[Data items]
▽

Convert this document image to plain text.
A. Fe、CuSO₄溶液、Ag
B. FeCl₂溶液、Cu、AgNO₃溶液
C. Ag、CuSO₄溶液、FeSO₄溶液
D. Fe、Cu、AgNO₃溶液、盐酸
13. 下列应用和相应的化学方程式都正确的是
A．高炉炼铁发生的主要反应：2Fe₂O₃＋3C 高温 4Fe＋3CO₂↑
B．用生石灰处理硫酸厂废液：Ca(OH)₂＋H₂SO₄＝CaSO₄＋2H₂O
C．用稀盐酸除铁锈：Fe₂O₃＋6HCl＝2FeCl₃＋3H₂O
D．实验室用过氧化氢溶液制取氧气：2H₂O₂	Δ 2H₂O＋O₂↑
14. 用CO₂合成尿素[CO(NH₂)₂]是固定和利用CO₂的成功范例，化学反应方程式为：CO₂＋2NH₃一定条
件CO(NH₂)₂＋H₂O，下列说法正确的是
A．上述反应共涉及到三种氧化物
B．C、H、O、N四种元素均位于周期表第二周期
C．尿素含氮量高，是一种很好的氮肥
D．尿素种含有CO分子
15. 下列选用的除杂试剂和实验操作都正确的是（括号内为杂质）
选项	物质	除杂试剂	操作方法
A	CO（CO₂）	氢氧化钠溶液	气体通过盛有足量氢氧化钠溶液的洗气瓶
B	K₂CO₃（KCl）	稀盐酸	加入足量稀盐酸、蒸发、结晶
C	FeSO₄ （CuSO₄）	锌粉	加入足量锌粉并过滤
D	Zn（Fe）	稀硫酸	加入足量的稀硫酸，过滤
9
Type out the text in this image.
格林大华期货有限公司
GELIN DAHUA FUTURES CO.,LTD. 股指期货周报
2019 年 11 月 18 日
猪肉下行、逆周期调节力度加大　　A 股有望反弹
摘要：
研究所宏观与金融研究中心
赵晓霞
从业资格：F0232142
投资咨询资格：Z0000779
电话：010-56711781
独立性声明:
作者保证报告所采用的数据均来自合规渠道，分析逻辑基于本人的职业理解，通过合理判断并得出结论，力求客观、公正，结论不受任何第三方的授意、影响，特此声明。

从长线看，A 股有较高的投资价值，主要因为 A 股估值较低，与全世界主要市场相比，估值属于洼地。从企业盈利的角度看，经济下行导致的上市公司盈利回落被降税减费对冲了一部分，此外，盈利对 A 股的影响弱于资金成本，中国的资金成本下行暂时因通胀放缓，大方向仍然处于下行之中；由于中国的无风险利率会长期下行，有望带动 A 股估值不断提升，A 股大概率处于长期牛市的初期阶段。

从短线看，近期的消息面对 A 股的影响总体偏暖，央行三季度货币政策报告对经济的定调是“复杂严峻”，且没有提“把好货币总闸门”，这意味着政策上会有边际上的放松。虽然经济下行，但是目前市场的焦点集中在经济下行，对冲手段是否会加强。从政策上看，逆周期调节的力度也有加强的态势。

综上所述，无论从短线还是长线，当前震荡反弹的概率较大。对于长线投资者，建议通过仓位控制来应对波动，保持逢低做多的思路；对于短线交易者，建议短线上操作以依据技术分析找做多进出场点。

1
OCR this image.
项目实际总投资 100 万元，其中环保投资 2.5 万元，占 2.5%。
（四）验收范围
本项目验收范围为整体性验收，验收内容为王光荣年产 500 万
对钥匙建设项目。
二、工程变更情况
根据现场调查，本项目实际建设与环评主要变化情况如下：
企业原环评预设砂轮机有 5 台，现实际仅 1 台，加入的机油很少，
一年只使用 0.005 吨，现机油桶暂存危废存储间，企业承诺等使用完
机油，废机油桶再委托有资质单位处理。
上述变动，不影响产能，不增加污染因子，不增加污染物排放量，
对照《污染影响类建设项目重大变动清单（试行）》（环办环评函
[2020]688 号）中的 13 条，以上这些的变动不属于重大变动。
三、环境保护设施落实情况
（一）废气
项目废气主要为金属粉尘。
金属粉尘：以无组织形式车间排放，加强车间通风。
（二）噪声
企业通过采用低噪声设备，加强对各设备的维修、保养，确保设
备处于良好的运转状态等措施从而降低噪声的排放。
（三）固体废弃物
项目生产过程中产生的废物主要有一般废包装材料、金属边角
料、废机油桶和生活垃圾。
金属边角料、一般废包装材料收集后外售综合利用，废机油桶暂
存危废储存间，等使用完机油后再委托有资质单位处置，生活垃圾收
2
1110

△

--- Exercise details ---
Your task is to transcribe the listing above in full, exactly as given.

--- Reply ---
Convert this document image to plain text.
A. Fe、CuSO₄溶液、Ag
B. FeCl₂溶液、Cu、AgNO₃溶液
C. Ag、CuSO₄溶液、FeSO₄溶液
D. Fe、Cu、AgNO₃溶液、盐酸
13. 下列应用和相应的化学方程式都正确的是
A．高炉炼铁发生的主要反应：2Fe₂O₃＋3C 高温 4Fe＋3CO₂↑
B．用生石灰处理硫酸厂废液：Ca(OH)₂＋H₂SO₄＝CaSO₄＋2H₂O
C．用稀盐酸除铁锈：Fe₂O₃＋6HCl＝2FeCl₃＋3H₂O
D．实验室用过氧化氢溶液制取氧气：2H₂O₂	Δ 2H₂O＋O₂↑
14. 用CO₂合成尿素[CO(NH₂)₂]是固定和利用CO₂的成功范例，化学反应方程式为：CO₂＋2NH₃一定条
件CO(NH₂)₂＋H₂O，下列说法正确的是
A．上述反应共涉及到三种氧化物
B．C、H、O、N四种元素均位于周期表第二周期
C．尿素含氮量高，是一种很好的氮肥
D．尿素种含有CO分子
15. 下列选用的除杂试剂和实验操作都正确的是（括号内为杂质）
选项	物质	除杂试剂	操作方法
A	CO（CO₂）	氢氧化钠溶液	气体通过盛有足量氢氧化钠溶液的洗气瓶
B	K₂CO₃（KCl）	稀盐酸	加入足量稀盐酸、蒸发、结晶
C	FeSO₄ （CuSO₄）	锌粉	加入足量锌粉并过滤
D	Zn（Fe）	稀硫酸	加入足量的稀硫酸，过滤
9
Type out the text in this image.
格林大华期货有限公司
GELIN DAHUA FUTURES CO.,LTD. 股指期货周报
2019 年 11 月 18 日
猪肉下行、逆周期调节力度加大　　A 股有望反弹
摘要：
研究所宏观与金融研究中心
赵晓霞
从业资格：F0232142
投资咨询资格：Z0000779
电话：010-56711781
独立性声明:
作者保证报告所采用的数据均来自合规渠道，分析逻辑基于本人的职业理解，通过合理判断并得出结论，力求客观、公正，结论不受任何第三方的授意、影响，特此声明。

从长线看，A 股有较高的投资价值，主要因为 A 股估值较低，与全世界主要市场相比，估值属于洼地。从企业盈利的角度看，经济下行导致的上市公司盈利回落被降税减费对冲了一部分，此外，盈利对 A 股的影响弱于资金成本，中国的资金成本下行暂时因通胀放缓，大方向仍然处于下行之中；由于中国的无风险利率会长期下行，有望带动 A 股估值不断提升，A 股大概率处于长期牛市的初期阶段。

从短线看，近期的消息面对 A 股的影响总体偏暖，央行三季度货币政策报告对经济的定调是“复杂严峻”，且没有提“把好货币总闸门”，这意味着政策上会有边际上的放松。虽然经济下行，但是目前市场的焦点集中在经济下行，对冲手段是否会加强。从政策上看，逆周期调节的力度也有加强的态势。

综上所述，无论从短线还是长线，当前震荡反弹的概率较大。对于长线投资者，建议通过仓位控制来应对波动，保持逢低做多的思路；对于短线交易者，建议短线上操作以依据技术分析找做多进出场点。

1
OCR this image.
项目实际总投资 100 万元，其中环保投资 2.5 万元，占 2.5%。
（四）验收范围
本项目验收范围为整体性验收，验收内容为王光荣年产 500 万
对钥匙建设项目。
二、工程变更情况
根据现场调查，本项目实际建设与环评主要变化情况如下：
企业原环评预设砂轮机有 5 台，现实际仅 1 台，加入的机油很少，
一年只使用 0.005 吨，现机油桶暂存危废存储间，企业承诺等使用完
机油，废机油桶再委托有资质单位处理。
上述变动，不影响产能，不增加污染因子，不增加污染物排放量，
对照《污染影响类建设项目重大变动清单（试行）》（环办环评函
[2020]688 号）中的 13 条，以上这些的变动不属于重大变动。
三、环境保护设施落实情况
（一）废气
项目废气主要为金属粉尘。
金属粉尘：以无组织形式车间排放，加强车间通风。
（二）噪声
企业通过采用低噪声设备，加强对各设备的维修、保养，确保设
备处于良好的运转状态等措施从而降低噪声的排放。
（三）固体废弃物
项目生产过程中产生的废物主要有一般废包装材料、金属边角
料、废机油桶和生活垃圾。
金属边角料、一般废包装材料收集后外售综合利用，废机油桶暂
存危废储存间，等使用完机油后再委托有资质单位处置，生活垃圾收
2
1110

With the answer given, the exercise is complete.